* Excerpted records:
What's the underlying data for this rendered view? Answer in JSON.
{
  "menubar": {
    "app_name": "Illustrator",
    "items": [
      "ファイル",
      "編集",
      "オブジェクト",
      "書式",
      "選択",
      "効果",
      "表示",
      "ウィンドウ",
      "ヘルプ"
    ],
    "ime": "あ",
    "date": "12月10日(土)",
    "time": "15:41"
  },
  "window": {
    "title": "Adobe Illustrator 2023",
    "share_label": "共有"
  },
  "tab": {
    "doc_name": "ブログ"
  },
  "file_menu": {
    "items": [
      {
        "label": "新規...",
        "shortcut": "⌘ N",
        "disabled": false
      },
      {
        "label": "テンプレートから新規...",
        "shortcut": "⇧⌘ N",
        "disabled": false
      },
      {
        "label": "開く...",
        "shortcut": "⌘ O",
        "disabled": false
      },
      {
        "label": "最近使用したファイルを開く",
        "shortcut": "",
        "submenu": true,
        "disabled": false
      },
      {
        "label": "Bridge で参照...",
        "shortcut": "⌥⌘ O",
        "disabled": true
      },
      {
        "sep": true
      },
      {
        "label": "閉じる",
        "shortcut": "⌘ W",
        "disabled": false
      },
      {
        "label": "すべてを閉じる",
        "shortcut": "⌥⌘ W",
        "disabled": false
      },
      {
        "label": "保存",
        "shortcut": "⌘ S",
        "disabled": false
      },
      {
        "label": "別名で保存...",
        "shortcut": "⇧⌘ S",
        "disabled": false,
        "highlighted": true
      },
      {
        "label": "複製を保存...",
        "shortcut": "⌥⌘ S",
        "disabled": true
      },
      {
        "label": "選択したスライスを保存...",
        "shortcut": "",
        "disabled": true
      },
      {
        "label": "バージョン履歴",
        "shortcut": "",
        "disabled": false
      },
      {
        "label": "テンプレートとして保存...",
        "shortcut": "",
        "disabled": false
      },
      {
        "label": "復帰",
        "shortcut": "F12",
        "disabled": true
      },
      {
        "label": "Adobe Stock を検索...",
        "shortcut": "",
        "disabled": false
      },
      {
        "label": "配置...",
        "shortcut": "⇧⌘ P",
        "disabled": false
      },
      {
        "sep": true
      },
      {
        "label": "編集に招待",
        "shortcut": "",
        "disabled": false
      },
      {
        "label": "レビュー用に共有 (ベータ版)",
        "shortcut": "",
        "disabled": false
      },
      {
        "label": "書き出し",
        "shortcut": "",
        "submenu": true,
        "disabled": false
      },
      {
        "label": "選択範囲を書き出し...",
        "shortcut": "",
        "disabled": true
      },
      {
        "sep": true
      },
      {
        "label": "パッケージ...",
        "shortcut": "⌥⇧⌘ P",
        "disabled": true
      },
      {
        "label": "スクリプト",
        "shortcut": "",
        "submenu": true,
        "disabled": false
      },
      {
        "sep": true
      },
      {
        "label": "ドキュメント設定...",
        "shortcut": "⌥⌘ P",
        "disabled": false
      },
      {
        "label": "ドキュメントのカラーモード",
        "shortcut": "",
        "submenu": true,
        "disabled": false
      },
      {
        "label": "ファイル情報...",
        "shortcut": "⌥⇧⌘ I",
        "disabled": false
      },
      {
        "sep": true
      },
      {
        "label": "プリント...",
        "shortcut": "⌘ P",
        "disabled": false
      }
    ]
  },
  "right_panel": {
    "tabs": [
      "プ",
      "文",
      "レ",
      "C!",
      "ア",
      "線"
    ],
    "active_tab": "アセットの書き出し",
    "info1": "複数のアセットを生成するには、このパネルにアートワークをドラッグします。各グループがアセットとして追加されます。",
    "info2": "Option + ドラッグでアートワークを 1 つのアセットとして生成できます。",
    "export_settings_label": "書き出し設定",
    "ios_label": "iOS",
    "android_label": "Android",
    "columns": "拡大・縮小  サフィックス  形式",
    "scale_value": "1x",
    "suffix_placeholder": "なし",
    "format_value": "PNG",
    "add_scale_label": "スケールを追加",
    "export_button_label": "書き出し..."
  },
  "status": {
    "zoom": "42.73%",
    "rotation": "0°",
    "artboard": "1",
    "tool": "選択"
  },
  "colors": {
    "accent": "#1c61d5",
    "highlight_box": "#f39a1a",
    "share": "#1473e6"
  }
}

* Your objective: Retype the listing. Match it exactly.

* Completed task:
What's the underlying data for this rendered view? Answer in JSON.
{
  "menubar": {
    "app_name": "Illustrator",
    "items": [
      "ファイル",
      "編集",
      "オブジェクト",
      "書式",
      "選択",
      "効果",
      "表示",
      "ウィンドウ",
      "ヘルプ"
    ],
    "ime": "あ",
    "date": "12月10日(土)",
    "time": "15:41"
  },
  "window": {
    "title": "Adobe Illustrator 2023",
    "share_label": "共有"
  },
  "tab": {
    "doc_name": "ブログ"
  },
  "file_menu": {
    "items": [
      {
        "label": "新規...",
        "shortcut": "⌘ N",
        "disabled": false
      },
      {
        "label": "テンプレートから新規...",
        "shortcut": "⇧⌘ N",
        "disabled": false
      },
      {
        "label": "開く...",
        "shortcut": "⌘ O",
        "disabled": false
      },
      {
        "label": "最近使用したファイルを開く",
        "shortcut": "",
        "submenu": true,
        "disabled": false
      },
      {
        "label": "Bridge で参照...",
        "shortcut": "⌥⌘ O",
        "disabled": true
      },
      {
        "sep": true
      },
      {
        "label": "閉じる",
        "shortcut": "⌘ W",
        "disabled": false
      },
      {
        "label": "すべてを閉じる",
        "shortcut": "⌥⌘ W",
        "disabled": false
      },
      {
        "label": "保存",
        "shortcut": "⌘ S",
        "disabled": false
      },
      {
        "label": "別名で保存...",
        "shortcut": "⇧⌘ S",
        "disabled": false,
        "highlighted": true
      },
      {
        "label": "複製を保存...",
        "shortcut": "⌥⌘ S",
        "disabled": true
      },
      {
        "label": "選択したスライスを保存...",
        "shortcut": "",
        "disabled": true
      },
      {
        "label": "バージョン履歴",
        "shortcut": "",
        "disabled": false
      },
      {
        "label": "テンプレートとして保存...",
        "shortcut": "",
        "disabled": false
      },
      {
        "label": "復帰",
        "shortcut": "F12",
        "disabled": true
      },
      {
        "label": "Adobe Stock を検索...",
        "shortcut": "",
        "disabled": false
      },
      {
        "label": "配置...",
        "shortcut": "⇧⌘ P",
        "disabled": false
      },
      {
        "sep": true
      },
      {
        "label": "編集に招待",
        "shortcut": "",
        "disabled": false
      },
      {
        "label": "レビュー用に共有 (ベータ版)",
        "shortcut": "",
        "disabled": false
      },
      {
        "label": "書き出し",
        "shortcut": "",
        "submenu": true,
        "disabled": false
      },
      {
        "label": "選択範囲を書き出し...",
        "shortcut": "",
        "disabled": true
      },
      {
        "sep": true
      },
      {
        "label": "パッケージ...",
        "shortcut": "⌥⇧⌘ P",
        "disabled": true
      },
      {
        "label": "スクリプト",
        "shortcut": "",
        "submenu": true,
        "disabled": false
      },
      {
        "sep": true
      },
      {
        "label": "ドキュメント設定...",
        "shortcut": "⌥⌘ P",
        "disabled": false
      },
      {
        "label": "ドキュメントのカラーモード",
        "shortcut": "",
        "submenu": true,
        "disabled": false
      },
      {
        "label": "ファイル情報...",
        "shortcut": "⌥⇧⌘ I",
        "disabled": false
      },
      {
        "sep": true
      },
      {
        "label": "プリント...",
        "shortcut": "⌘ P",
        "disabled": false
      }
    ]
  },
  "right_panel": {
    "tabs": [
      "プ",
      "文",
      "レ",
      "C!",
      "ア",
      "線"
    ],
    "active_tab": "アセットの書き出し",
    "info1": "複数のアセットを生成するには、このパネルにアートワークをドラッグします。各グループがアセットとして追加されます。",
    "info2": "Option + ドラッグでアートワークを 1 つのアセットとして生成できます。",
    "export_settings_label": "書き出し設定",
    "ios_label": "iOS",
    "android_label": "Android",
    "columns": "拡大・縮小  サフィックス  形式",
    "scale_value": "1x",
    "suffix_placeholder": "なし",
    "format_value": "PNG",
    "add_scale_label": "スケールを追加",
    "export_button_label": "書き出し..."
  },
  "status": {
    "zoom": "42.73%",
    "rotation": "0°",
    "artboard": "1",
    "tool": "選択"
  },
  "colors": {
    "accent": "#1c61d5",
    "highlight_box": "#f39a1a",
    "share": "#1473e6"
  }
}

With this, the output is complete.